Description of the task:
Copy every line that holds "play".

## start Data section

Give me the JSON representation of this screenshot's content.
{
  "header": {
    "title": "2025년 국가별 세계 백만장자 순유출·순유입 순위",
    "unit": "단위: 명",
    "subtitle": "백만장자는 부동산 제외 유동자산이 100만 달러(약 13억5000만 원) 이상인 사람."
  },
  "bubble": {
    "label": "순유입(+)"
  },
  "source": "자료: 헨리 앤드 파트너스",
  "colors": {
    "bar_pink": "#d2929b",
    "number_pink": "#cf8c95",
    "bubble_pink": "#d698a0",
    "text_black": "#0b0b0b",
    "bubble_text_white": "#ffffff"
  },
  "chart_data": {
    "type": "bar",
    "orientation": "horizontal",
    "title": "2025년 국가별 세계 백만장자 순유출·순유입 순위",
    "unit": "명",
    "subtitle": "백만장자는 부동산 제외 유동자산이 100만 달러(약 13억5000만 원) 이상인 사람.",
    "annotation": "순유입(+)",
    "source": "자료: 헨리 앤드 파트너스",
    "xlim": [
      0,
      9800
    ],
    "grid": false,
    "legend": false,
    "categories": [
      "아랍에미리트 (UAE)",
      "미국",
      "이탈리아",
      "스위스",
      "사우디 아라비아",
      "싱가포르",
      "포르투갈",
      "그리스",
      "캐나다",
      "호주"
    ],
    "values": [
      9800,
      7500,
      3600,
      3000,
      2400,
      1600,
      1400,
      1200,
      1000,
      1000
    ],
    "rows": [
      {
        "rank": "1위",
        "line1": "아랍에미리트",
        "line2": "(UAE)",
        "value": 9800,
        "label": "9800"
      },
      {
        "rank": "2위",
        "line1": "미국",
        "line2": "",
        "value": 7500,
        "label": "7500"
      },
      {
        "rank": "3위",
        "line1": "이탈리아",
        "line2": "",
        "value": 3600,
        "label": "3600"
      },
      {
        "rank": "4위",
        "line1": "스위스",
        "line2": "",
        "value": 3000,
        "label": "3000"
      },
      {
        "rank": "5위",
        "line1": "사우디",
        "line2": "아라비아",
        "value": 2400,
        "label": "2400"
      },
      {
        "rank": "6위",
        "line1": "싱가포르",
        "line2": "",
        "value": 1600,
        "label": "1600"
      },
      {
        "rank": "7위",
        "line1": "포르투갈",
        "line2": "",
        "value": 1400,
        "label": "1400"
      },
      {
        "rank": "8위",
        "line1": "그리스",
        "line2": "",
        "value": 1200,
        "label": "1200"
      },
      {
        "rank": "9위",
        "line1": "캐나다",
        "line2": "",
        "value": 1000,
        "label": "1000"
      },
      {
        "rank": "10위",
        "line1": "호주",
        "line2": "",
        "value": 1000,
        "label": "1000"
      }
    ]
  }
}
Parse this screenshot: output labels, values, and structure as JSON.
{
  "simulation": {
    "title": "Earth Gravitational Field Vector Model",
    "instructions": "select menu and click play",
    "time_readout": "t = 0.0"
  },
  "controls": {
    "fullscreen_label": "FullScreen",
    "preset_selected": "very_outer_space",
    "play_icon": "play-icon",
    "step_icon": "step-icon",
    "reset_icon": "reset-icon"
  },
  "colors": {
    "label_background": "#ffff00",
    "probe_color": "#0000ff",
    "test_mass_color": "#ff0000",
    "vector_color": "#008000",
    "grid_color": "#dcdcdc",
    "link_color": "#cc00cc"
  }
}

## end Data section

Written response:
    "instructions": "select menu and click play",
    "play_icon": "play-icon",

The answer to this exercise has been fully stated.